◆ **Exercise instructions**:
Reproduce the data exactly and drop any pictures it holds.
# Start of Given data
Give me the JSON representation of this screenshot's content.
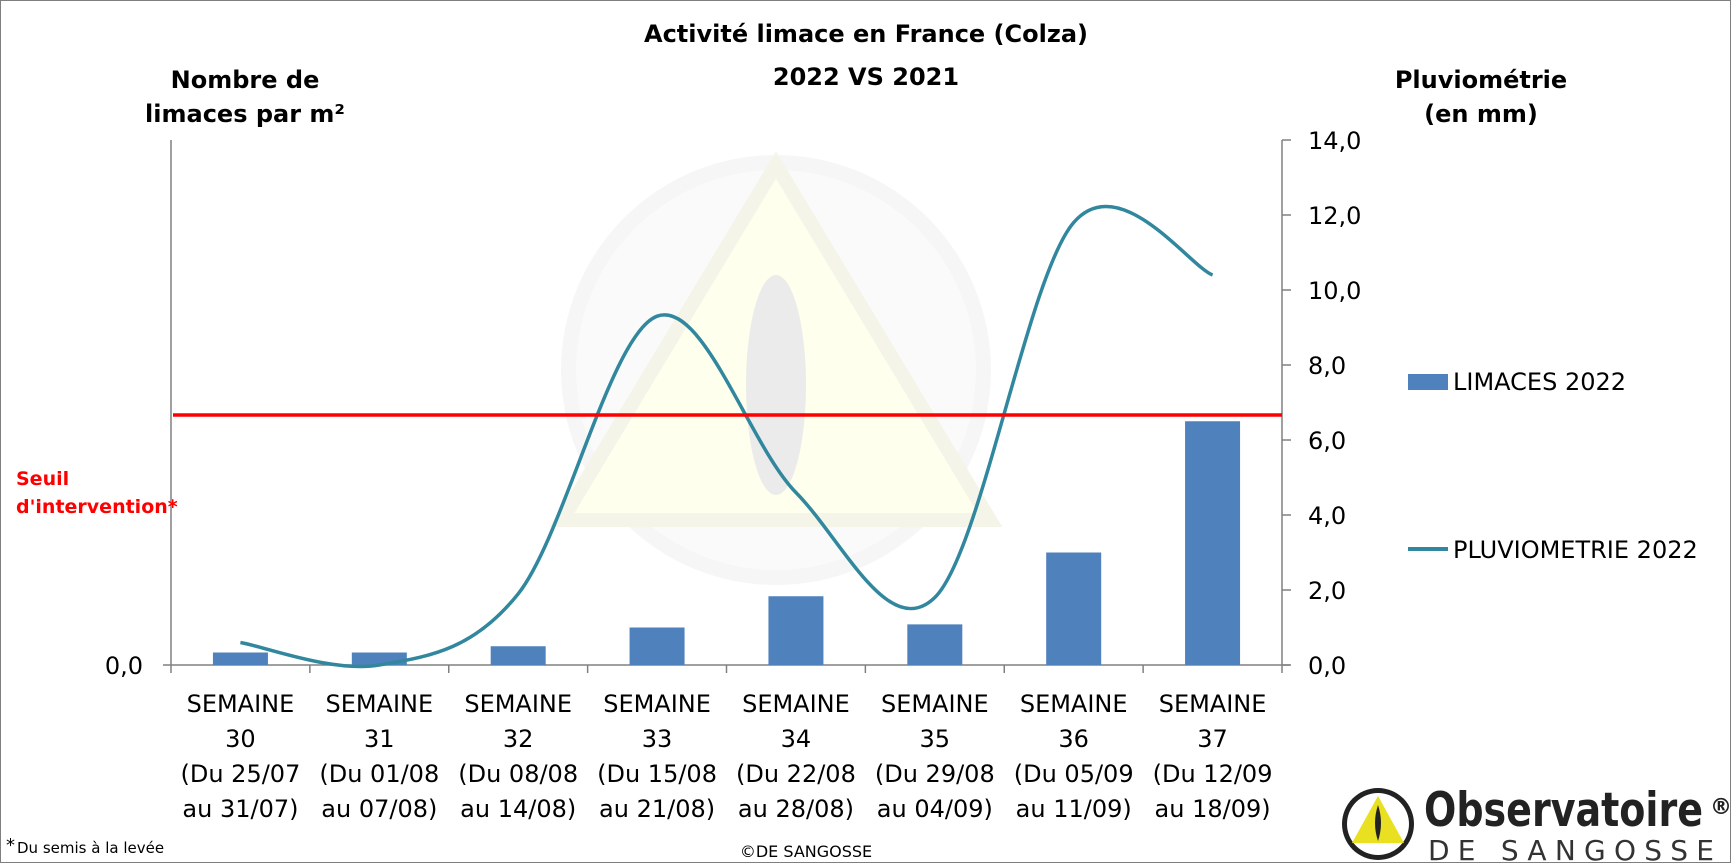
{
  "chart_data": {
    "type": "bar+line",
    "title": "Activité limace en France (Colza)",
    "subtitle": "2022 VS 2021",
    "ylabel_left": [
      "Nombre de",
      "limaces par m²"
    ],
    "ylabel_right": [
      "Pluviométrie",
      "(en mm)"
    ],
    "left_tick_labels": [
      "0,0"
    ],
    "right_tick_labels": [
      "0,0",
      "2,0",
      "4,0",
      "6,0",
      "8,0",
      "10,0",
      "12,0",
      "14,0"
    ],
    "right_ylim": [
      0,
      14
    ],
    "categories": [
      {
        "lines": [
          "SEMAINE",
          "30",
          "(Du 25/07",
          "au 31/07)"
        ]
      },
      {
        "lines": [
          "SEMAINE",
          "31",
          "(Du 01/08",
          "au 07/08)"
        ]
      },
      {
        "lines": [
          "SEMAINE",
          "32",
          "(Du 08/08",
          "au 14/08)"
        ]
      },
      {
        "lines": [
          "SEMAINE",
          "33",
          "(Du 15/08",
          "au 21/08)"
        ]
      },
      {
        "lines": [
          "SEMAINE",
          "34",
          "(Du 22/08",
          "au 28/08)"
        ]
      },
      {
        "lines": [
          "SEMAINE",
          "35",
          "(Du 29/08",
          "au 04/09)"
        ]
      },
      {
        "lines": [
          "SEMAINE",
          "36",
          "(Du 05/09",
          "au 11/09)"
        ]
      },
      {
        "lines": [
          "SEMAINE",
          "37",
          "(Du 12/09",
          "au 18/09)"
        ]
      }
    ],
    "series": [
      {
        "name": "LIMACES 2022",
        "type": "bar",
        "axis": "left",
        "color": "#4f81bd",
        "values": [
          0.2,
          0.2,
          0.3,
          0.6,
          1.1,
          0.65,
          1.8,
          3.9
        ]
      },
      {
        "name": "PLUVIOMETRIE 2022",
        "type": "line",
        "axis": "right",
        "color": "#31879e",
        "values": [
          0.6,
          0.0,
          1.9,
          9.3,
          4.6,
          1.8,
          11.8,
          10.4
        ]
      }
    ],
    "threshold": {
      "label": [
        "Seuil",
        "d'intervention*"
      ],
      "color": "#ff0000",
      "value": 4.0
    },
    "left_ylim": [
      0,
      8.4
    ],
    "legend_position": "right"
  },
  "footnote_mark": "*",
  "footnote": "Du semis à la levée",
  "copyright": "©DE SANGOSSE",
  "logo": {
    "name": "Observatoire",
    "reg": "®",
    "sub": "DE SANGOSSE"
  }
}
# End of Given data
◆ **Correct answer**:
Give me the JSON representation of this screenshot's content.
{
  "chart_data": {
    "type": "bar+line",
    "title": "Activité limace en France (Colza)",
    "subtitle": "2022 VS 2021",
    "ylabel_left": [
      "Nombre de",
      "limaces par m²"
    ],
    "ylabel_right": [
      "Pluviométrie",
      "(en mm)"
    ],
    "left_tick_labels": [
      "0,0"
    ],
    "right_tick_labels": [
      "0,0",
      "2,0",
      "4,0",
      "6,0",
      "8,0",
      "10,0",
      "12,0",
      "14,0"
    ],
    "right_ylim": [
      0,
      14
    ],
    "categories": [
      {
        "lines": [
          "SEMAINE",
          "30",
          "(Du 25/07",
          "au 31/07)"
        ]
      },
      {
        "lines": [
          "SEMAINE",
          "31",
          "(Du 01/08",
          "au 07/08)"
        ]
      },
      {
        "lines": [
          "SEMAINE",
          "32",
          "(Du 08/08",
          "au 14/08)"
        ]
      },
      {
        "lines": [
          "SEMAINE",
          "33",
          "(Du 15/08",
          "au 21/08)"
        ]
      },
      {
        "lines": [
          "SEMAINE",
          "34",
          "(Du 22/08",
          "au 28/08)"
        ]
      },
      {
        "lines": [
          "SEMAINE",
          "35",
          "(Du 29/08",
          "au 04/09)"
        ]
      },
      {
        "lines": [
          "SEMAINE",
          "36",
          "(Du 05/09",
          "au 11/09)"
        ]
      },
      {
        "lines": [
          "SEMAINE",
          "37",
          "(Du 12/09",
          "au 18/09)"
        ]
      }
    ],
    "series": [
      {
        "name": "LIMACES 2022",
        "type": "bar",
        "axis": "left",
        "color": "#4f81bd",
        "values": [
          0.2,
          0.2,
          0.3,
          0.6,
          1.1,
          0.65,
          1.8,
          3.9
        ]
      },
      {
        "name": "PLUVIOMETRIE 2022",
        "type": "line",
        "axis": "right",
        "color": "#31879e",
        "values": [
          0.6,
          0.0,
          1.9,
          9.3,
          4.6,
          1.8,
          11.8,
          10.4
        ]
      }
    ],
    "threshold": {
      "label": [
        "Seuil",
        "d'intervention*"
      ],
      "color": "#ff0000",
      "value": 4.0
    },
    "left_ylim": [
      0,
      8.4
    ],
    "legend_position": "right"
  },
  "footnote_mark": "*",
  "footnote": "Du semis à la levée",
  "copyright": "©DE SANGOSSE",
  "logo": {
    "name": "Observatoire",
    "reg": "®",
    "sub": "DE SANGOSSE"
  }
}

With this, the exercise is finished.